▸ **INSTRUCTIONS FOR THE TASK**: Which lines in the records below contain the word "count"? Copy each one out.

▸ **RECORDS FOR THIS EXERCISE**:
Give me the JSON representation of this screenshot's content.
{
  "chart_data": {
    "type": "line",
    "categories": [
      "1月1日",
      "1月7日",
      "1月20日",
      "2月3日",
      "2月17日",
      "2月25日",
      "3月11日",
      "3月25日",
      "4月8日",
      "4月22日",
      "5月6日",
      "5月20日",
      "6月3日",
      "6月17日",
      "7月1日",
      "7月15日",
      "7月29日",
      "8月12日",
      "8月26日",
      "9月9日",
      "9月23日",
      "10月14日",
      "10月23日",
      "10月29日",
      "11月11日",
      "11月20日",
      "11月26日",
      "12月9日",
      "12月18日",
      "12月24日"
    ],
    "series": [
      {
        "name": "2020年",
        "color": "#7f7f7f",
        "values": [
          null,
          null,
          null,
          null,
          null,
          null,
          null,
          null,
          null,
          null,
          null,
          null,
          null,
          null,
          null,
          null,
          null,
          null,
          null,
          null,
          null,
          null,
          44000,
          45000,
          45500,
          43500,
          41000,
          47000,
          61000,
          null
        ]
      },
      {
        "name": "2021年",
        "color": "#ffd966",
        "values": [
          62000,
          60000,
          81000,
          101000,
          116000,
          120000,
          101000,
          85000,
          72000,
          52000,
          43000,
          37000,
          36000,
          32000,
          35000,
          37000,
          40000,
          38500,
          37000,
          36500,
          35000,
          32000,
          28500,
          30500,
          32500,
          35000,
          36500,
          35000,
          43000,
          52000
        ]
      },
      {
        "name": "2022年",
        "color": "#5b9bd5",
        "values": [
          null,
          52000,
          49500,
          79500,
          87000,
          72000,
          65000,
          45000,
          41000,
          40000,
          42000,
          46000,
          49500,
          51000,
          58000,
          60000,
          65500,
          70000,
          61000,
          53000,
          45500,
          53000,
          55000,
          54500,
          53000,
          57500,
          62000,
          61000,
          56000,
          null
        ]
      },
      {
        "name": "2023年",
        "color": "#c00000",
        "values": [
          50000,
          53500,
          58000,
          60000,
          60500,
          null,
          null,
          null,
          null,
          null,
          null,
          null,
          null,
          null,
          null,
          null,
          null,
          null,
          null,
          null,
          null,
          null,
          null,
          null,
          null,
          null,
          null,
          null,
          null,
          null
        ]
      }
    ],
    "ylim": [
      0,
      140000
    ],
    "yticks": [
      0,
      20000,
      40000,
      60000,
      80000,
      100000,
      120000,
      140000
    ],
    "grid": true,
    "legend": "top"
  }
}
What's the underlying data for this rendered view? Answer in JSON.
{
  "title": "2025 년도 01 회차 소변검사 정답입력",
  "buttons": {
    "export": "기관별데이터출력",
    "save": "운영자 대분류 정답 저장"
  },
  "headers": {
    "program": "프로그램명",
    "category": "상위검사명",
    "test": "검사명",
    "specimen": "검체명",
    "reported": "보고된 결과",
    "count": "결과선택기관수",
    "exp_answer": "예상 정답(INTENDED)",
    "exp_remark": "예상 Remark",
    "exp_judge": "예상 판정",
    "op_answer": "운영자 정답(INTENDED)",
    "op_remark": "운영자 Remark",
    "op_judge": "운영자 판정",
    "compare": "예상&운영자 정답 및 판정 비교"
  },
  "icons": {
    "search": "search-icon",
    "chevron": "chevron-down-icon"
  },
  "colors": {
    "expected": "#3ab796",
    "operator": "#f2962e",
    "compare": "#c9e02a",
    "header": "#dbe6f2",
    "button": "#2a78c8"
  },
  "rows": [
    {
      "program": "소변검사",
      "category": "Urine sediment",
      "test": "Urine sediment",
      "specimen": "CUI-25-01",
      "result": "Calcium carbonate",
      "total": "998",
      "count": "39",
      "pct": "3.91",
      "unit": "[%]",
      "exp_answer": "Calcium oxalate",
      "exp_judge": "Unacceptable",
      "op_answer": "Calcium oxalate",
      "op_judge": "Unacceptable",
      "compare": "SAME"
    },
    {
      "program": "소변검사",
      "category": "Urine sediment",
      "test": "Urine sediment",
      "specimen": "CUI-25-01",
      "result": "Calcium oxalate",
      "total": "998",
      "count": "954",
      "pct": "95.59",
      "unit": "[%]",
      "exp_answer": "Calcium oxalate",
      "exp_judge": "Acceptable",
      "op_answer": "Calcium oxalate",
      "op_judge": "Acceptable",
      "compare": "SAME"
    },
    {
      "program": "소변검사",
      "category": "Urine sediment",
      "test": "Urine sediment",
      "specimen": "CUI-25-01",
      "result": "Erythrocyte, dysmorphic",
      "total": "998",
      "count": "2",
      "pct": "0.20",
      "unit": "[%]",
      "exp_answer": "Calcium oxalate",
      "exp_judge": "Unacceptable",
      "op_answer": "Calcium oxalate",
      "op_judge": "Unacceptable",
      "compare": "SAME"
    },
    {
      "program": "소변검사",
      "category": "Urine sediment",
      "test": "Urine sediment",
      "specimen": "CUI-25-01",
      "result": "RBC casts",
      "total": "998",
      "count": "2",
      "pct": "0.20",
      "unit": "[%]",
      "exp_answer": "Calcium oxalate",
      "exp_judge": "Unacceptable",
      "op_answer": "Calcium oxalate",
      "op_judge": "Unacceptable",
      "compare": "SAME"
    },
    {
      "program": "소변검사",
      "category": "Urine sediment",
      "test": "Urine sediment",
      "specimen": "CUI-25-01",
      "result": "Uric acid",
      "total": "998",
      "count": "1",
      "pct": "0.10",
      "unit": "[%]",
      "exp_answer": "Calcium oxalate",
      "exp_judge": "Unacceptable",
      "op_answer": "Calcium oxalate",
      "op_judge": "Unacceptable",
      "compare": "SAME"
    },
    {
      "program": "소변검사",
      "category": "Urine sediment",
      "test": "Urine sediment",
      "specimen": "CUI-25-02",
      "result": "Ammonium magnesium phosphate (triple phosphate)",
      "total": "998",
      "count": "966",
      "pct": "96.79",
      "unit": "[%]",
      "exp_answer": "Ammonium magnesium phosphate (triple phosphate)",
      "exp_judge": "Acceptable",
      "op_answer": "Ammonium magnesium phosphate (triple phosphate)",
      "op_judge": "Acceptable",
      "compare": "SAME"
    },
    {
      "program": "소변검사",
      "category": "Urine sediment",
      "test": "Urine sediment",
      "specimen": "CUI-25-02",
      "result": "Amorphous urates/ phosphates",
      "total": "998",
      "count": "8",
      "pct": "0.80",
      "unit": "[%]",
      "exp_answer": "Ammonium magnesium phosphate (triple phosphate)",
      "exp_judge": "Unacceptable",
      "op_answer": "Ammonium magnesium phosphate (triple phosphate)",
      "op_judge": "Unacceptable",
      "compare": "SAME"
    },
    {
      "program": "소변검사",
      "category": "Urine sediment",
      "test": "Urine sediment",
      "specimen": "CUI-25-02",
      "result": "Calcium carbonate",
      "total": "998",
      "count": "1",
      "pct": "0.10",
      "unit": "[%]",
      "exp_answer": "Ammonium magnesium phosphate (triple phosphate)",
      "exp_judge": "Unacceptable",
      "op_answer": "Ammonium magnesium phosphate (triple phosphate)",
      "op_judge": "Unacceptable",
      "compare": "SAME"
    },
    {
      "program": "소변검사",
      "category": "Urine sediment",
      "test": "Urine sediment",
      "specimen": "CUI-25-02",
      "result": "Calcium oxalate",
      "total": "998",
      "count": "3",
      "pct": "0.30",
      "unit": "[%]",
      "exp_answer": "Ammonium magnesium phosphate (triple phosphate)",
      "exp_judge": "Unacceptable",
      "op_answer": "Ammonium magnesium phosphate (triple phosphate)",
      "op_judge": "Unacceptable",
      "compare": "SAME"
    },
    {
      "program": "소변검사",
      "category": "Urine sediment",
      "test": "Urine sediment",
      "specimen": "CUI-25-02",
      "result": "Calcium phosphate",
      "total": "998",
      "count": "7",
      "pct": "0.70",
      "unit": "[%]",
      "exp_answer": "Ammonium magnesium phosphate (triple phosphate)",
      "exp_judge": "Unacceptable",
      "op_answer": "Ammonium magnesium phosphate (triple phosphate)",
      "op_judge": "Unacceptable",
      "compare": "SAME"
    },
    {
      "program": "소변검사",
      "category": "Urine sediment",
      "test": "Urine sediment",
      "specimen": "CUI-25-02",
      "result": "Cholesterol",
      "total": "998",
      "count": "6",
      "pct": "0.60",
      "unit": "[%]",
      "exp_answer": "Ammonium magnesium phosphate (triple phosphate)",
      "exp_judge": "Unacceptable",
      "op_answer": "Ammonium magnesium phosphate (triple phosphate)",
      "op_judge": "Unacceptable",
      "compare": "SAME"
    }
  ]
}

▸ **OUTPUT FOR THIS TASK**:
    "count": "결과선택기관수",
      "count": "39",
      "count": "954",
      "count": "2",
      "count": "2",
      "count": "1",
      "count": "966",
      "count": "8",
      "count": "1",
      "count": "3",
      "count": "7",
      "count": "6",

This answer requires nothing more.